## Begin TASK MATERIAL

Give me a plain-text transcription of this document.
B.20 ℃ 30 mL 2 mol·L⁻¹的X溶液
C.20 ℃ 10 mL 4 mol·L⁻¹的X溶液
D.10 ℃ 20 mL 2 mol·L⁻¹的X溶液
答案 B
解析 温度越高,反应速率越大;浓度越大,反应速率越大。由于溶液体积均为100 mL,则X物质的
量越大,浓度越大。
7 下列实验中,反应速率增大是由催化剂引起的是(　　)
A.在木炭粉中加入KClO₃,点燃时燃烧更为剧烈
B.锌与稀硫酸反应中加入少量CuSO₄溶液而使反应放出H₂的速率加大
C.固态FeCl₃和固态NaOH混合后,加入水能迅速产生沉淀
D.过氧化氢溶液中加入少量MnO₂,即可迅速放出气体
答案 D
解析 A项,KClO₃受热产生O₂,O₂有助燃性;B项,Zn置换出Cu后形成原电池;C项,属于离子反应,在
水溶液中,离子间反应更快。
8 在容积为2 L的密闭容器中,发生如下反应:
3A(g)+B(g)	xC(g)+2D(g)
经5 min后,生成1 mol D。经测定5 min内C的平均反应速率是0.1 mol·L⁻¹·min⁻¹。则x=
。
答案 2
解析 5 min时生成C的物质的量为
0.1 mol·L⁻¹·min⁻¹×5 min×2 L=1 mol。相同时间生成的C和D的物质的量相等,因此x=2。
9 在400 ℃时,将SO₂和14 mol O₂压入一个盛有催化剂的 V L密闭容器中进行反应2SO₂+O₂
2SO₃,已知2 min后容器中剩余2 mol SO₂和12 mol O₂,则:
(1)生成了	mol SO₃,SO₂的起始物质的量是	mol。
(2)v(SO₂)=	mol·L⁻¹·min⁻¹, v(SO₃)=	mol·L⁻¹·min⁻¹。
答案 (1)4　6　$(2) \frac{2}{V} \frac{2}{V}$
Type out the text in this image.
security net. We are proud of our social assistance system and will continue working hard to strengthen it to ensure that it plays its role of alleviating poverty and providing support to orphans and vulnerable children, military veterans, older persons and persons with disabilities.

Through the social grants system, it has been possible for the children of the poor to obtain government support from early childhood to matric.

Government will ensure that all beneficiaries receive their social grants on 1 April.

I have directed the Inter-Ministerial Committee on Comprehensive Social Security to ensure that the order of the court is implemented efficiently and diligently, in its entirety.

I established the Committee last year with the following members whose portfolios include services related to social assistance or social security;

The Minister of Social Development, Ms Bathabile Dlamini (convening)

## End TASK MATERIAL

• [REQUIRED TASK] Note each line of the entries that has "with" in it, and copy those lines.

• [ANSWER IN FULL]
security net. We are proud of our social assistance system and will continue working hard to strengthen it to ensure that it plays its role of alleviating poverty and providing support to orphans and vulnerable children, military veterans, older persons and persons with disabilities.
I established the Committee last year with the following members whose portfolios include services related to social assistance or social security;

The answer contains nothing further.